» WHAT THIS TASK INVOLVES
Retype all of the data. Every line must match exactly.
□ □ □ □ □ □ □
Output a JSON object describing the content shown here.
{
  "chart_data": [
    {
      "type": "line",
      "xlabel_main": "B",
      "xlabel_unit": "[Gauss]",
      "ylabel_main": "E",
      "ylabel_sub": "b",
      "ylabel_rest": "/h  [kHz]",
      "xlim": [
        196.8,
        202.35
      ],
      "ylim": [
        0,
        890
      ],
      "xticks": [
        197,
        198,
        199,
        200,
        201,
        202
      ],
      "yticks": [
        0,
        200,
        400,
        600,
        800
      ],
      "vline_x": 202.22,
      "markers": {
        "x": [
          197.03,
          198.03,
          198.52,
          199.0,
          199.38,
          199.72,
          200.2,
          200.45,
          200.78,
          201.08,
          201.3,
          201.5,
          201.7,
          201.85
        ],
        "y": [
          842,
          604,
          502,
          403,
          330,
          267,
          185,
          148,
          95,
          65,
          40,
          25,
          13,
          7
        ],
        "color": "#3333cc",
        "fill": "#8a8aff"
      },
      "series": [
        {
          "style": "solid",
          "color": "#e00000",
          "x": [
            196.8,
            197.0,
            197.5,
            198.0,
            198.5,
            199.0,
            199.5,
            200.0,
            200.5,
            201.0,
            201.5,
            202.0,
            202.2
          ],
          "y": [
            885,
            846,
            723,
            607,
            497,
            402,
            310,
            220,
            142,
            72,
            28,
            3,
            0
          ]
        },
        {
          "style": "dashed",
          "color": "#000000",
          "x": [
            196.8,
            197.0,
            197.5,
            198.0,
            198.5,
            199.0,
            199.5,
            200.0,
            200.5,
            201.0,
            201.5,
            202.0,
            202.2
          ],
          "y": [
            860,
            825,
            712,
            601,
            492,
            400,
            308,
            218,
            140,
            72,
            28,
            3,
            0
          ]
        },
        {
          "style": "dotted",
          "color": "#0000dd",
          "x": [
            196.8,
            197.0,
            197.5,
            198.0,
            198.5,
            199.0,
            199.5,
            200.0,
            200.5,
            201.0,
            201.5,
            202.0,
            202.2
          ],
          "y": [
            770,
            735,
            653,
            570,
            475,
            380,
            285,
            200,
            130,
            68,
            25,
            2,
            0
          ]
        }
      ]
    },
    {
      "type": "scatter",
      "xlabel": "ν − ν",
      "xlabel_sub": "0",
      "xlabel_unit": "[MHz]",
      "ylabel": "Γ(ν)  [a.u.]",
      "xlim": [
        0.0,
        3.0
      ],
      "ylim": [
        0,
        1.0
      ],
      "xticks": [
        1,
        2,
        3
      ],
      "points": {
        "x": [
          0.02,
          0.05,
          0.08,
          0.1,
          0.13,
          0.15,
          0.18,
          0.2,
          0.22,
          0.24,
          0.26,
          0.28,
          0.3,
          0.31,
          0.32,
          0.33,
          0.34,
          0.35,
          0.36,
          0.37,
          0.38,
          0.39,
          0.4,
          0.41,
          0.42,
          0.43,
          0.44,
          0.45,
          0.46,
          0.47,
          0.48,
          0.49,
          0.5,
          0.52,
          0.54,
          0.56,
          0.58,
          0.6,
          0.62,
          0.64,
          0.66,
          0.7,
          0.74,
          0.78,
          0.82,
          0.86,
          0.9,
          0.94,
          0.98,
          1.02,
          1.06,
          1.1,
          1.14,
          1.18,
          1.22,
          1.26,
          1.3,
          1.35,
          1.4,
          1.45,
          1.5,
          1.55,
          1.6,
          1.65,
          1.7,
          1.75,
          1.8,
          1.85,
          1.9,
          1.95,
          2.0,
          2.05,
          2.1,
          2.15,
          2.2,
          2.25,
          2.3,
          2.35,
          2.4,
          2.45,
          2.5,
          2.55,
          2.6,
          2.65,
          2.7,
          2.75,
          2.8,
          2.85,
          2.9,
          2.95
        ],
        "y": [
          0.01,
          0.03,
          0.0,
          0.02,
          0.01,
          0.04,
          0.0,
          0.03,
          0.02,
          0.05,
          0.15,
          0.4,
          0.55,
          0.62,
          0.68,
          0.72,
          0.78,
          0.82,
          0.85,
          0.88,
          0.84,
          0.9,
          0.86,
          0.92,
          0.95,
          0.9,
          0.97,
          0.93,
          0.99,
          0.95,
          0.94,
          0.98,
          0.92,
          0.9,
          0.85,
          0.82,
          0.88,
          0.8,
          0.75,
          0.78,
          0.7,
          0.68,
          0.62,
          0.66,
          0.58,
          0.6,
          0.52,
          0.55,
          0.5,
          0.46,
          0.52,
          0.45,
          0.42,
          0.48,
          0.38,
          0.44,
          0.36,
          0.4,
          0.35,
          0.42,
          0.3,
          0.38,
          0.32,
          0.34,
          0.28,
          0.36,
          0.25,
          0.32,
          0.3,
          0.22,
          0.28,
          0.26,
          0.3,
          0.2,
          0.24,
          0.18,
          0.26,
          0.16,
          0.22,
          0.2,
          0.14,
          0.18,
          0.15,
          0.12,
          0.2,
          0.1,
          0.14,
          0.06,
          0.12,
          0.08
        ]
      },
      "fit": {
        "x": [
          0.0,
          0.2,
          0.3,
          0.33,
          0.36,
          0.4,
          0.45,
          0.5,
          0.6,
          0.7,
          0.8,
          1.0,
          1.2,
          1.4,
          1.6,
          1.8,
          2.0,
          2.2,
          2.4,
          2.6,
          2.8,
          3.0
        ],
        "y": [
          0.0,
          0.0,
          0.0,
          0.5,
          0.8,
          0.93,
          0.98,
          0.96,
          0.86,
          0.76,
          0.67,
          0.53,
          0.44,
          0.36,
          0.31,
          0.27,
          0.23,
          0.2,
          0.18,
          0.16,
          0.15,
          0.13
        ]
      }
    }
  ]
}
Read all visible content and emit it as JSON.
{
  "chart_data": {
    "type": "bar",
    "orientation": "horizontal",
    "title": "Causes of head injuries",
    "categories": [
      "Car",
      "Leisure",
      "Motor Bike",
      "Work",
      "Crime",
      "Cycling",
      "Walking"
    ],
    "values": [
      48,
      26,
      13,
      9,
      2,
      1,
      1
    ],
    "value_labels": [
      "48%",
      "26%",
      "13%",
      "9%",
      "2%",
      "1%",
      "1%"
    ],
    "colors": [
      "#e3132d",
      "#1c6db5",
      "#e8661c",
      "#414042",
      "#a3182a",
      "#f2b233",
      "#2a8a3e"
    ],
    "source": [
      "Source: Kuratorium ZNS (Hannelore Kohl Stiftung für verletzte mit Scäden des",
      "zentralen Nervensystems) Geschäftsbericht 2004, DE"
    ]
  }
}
□ □ □ □ □ □ □
» RESULT
Output a JSON object describing the content shown here.
{
  "chart_data": [
    {
      "type": "line",
      "xlabel_main": "B",
      "xlabel_unit": "[Gauss]",
      "ylabel_main": "E",
      "ylabel_sub": "b",
      "ylabel_rest": "/h  [kHz]",
      "xlim": [
        196.8,
        202.35
      ],
      "ylim": [
        0,
        890
      ],
      "xticks": [
        197,
        198,
        199,
        200,
        201,
        202
      ],
      "yticks": [
        0,
        200,
        400,
        600,
        800
      ],
      "vline_x": 202.22,
      "markers": {
        "x": [
          197.03,
          198.03,
          198.52,
          199.0,
          199.38,
          199.72,
          200.2,
          200.45,
          200.78,
          201.08,
          201.3,
          201.5,
          201.7,
          201.85
        ],
        "y": [
          842,
          604,
          502,
          403,
          330,
          267,
          185,
          148,
          95,
          65,
          40,
          25,
          13,
          7
        ],
        "color": "#3333cc",
        "fill": "#8a8aff"
      },
      "series": [
        {
          "style": "solid",
          "color": "#e00000",
          "x": [
            196.8,
            197.0,
            197.5,
            198.0,
            198.5,
            199.0,
            199.5,
            200.0,
            200.5,
            201.0,
            201.5,
            202.0,
            202.2
          ],
          "y": [
            885,
            846,
            723,
            607,
            497,
            402,
            310,
            220,
            142,
            72,
            28,
            3,
            0
          ]
        },
        {
          "style": "dashed",
          "color": "#000000",
          "x": [
            196.8,
            197.0,
            197.5,
            198.0,
            198.5,
            199.0,
            199.5,
            200.0,
            200.5,
            201.0,
            201.5,
            202.0,
            202.2
          ],
          "y": [
            860,
            825,
            712,
            601,
            492,
            400,
            308,
            218,
            140,
            72,
            28,
            3,
            0
          ]
        },
        {
          "style": "dotted",
          "color": "#0000dd",
          "x": [
            196.8,
            197.0,
            197.5,
            198.0,
            198.5,
            199.0,
            199.5,
            200.0,
            200.5,
            201.0,
            201.5,
            202.0,
            202.2
          ],
          "y": [
            770,
            735,
            653,
            570,
            475,
            380,
            285,
            200,
            130,
            68,
            25,
            2,
            0
          ]
        }
      ]
    },
    {
      "type": "scatter",
      "xlabel": "ν − ν",
      "xlabel_sub": "0",
      "xlabel_unit": "[MHz]",
      "ylabel": "Γ(ν)  [a.u.]",
      "xlim": [
        0.0,
        3.0
      ],
      "ylim": [
        0,
        1.0
      ],
      "xticks": [
        1,
        2,
        3
      ],
      "points": {
        "x": [
          0.02,
          0.05,
          0.08,
          0.1,
          0.13,
          0.15,
          0.18,
          0.2,
          0.22,
          0.24,
          0.26,
          0.28,
          0.3,
          0.31,
          0.32,
          0.33,
          0.34,
          0.35,
          0.36,
          0.37,
          0.38,
          0.39,
          0.4,
          0.41,
          0.42,
          0.43,
          0.44,
          0.45,
          0.46,
          0.47,
          0.48,
          0.49,
          0.5,
          0.52,
          0.54,
          0.56,
          0.58,
          0.6,
          0.62,
          0.64,
          0.66,
          0.7,
          0.74,
          0.78,
          0.82,
          0.86,
          0.9,
          0.94,
          0.98,
          1.02,
          1.06,
          1.1,
          1.14,
          1.18,
          1.22,
          1.26,
          1.3,
          1.35,
          1.4,
          1.45,
          1.5,
          1.55,
          1.6,
          1.65,
          1.7,
          1.75,
          1.8,
          1.85,
          1.9,
          1.95,
          2.0,
          2.05,
          2.1,
          2.15,
          2.2,
          2.25,
          2.3,
          2.35,
          2.4,
          2.45,
          2.5,
          2.55,
          2.6,
          2.65,
          2.7,
          2.75,
          2.8,
          2.85,
          2.9,
          2.95
        ],
        "y": [
          0.01,
          0.03,
          0.0,
          0.02,
          0.01,
          0.04,
          0.0,
          0.03,
          0.02,
          0.05,
          0.15,
          0.4,
          0.55,
          0.62,
          0.68,
          0.72,
          0.78,
          0.82,
          0.85,
          0.88,
          0.84,
          0.9,
          0.86,
          0.92,
          0.95,
          0.9,
          0.97,
          0.93,
          0.99,
          0.95,
          0.94,
          0.98,
          0.92,
          0.9,
          0.85,
          0.82,
          0.88,
          0.8,
          0.75,
          0.78,
          0.7,
          0.68,
          0.62,
          0.66,
          0.58,
          0.6,
          0.52,
          0.55,
          0.5,
          0.46,
          0.52,
          0.45,
          0.42,
          0.48,
          0.38,
          0.44,
          0.36,
          0.4,
          0.35,
          0.42,
          0.3,
          0.38,
          0.32,
          0.34,
          0.28,
          0.36,
          0.25,
          0.32,
          0.3,
          0.22,
          0.28,
          0.26,
          0.3,
          0.2,
          0.24,
          0.18,
          0.26,
          0.16,
          0.22,
          0.2,
          0.14,
          0.18,
          0.15,
          0.12,
          0.2,
          0.1,
          0.14,
          0.06,
          0.12,
          0.08
        ]
      },
      "fit": {
        "x": [
          0.0,
          0.2,
          0.3,
          0.33,
          0.36,
          0.4,
          0.45,
          0.5,
          0.6,
          0.7,
          0.8,
          1.0,
          1.2,
          1.4,
          1.6,
          1.8,
          2.0,
          2.2,
          2.4,
          2.6,
          2.8,
          3.0
        ],
        "y": [
          0.0,
          0.0,
          0.0,
          0.5,
          0.8,
          0.93,
          0.98,
          0.96,
          0.86,
          0.76,
          0.67,
          0.53,
          0.44,
          0.36,
          0.31,
          0.27,
          0.23,
          0.2,
          0.18,
          0.16,
          0.15,
          0.13
        ]
      }
    }
  ]
}
Read all visible content and emit it as JSON.
{
  "chart_data": {
    "type": "bar",
    "orientation": "horizontal",
    "title": "Causes of head injuries",
    "categories": [
      "Car",
      "Leisure",
      "Motor Bike",
      "Work",
      "Crime",
      "Cycling",
      "Walking"
    ],
    "values": [
      48,
      26,
      13,
      9,
      2,
      1,
      1
    ],
    "value_labels": [
      "48%",
      "26%",
      "13%",
      "9%",
      "2%",
      "1%",
      "1%"
    ],
    "colors": [
      "#e3132d",
      "#1c6db5",
      "#e8661c",
      "#414042",
      "#a3182a",
      "#f2b233",
      "#2a8a3e"
    ],
    "source": [
      "Source: Kuratorium ZNS (Hannelore Kohl Stiftung für verletzte mit Scäden des",
      "zentralen Nervensystems) Geschäftsbericht 2004, DE"
    ]
  }
}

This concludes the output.